■ **Stated exercise**
Return all lines with the word "file" in them.

+ + + + + + +

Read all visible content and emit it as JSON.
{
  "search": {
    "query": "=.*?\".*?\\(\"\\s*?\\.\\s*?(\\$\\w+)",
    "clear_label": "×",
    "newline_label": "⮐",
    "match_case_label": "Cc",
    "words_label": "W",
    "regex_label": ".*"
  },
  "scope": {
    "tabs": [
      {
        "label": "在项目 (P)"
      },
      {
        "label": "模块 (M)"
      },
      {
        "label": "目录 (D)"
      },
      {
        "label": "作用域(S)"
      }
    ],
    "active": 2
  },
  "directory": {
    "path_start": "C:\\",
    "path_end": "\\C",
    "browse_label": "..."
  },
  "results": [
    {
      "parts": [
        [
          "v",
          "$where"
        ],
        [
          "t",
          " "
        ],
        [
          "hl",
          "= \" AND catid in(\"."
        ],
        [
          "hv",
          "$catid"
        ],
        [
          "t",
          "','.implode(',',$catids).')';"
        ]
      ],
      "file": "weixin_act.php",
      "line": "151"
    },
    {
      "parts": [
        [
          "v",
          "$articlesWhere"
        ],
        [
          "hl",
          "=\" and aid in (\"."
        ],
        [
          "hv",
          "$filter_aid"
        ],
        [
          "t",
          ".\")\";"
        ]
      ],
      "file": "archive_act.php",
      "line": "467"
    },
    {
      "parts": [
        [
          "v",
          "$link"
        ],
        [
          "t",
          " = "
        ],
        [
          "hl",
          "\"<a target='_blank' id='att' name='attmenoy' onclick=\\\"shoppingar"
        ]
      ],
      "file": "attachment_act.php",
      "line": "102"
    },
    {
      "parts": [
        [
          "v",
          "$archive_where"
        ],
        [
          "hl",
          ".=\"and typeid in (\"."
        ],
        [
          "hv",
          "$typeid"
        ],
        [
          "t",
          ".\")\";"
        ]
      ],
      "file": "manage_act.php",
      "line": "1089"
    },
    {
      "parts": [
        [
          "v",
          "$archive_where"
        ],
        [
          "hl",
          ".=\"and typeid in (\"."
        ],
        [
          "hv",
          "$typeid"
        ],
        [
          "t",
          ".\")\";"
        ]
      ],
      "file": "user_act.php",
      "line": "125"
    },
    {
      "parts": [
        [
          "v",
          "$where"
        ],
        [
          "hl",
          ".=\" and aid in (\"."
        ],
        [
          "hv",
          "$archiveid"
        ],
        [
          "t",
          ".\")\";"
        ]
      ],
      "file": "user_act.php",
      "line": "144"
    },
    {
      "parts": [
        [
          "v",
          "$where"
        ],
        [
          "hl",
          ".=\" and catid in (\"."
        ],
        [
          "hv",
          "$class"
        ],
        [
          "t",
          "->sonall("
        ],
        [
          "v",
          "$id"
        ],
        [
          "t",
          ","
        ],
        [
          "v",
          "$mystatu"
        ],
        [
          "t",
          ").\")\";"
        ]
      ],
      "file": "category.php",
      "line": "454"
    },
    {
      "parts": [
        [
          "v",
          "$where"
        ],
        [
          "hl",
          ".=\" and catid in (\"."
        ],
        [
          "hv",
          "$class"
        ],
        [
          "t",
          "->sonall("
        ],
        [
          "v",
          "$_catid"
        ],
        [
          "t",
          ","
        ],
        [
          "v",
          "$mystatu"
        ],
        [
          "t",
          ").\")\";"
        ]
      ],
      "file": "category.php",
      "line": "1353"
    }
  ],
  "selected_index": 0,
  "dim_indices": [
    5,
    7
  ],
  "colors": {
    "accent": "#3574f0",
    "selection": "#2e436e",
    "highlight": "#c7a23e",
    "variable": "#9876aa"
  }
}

+ + + + + + +

■ **Solution to the problem**
      "file": "weixin_act.php",
      "file": "archive_act.php",
      "file": "attachment_act.php",
      "file": "manage_act.php",
      "file": "user_act.php",
      "file": "user_act.php",
      "file": "category.php",
      "file": "category.php",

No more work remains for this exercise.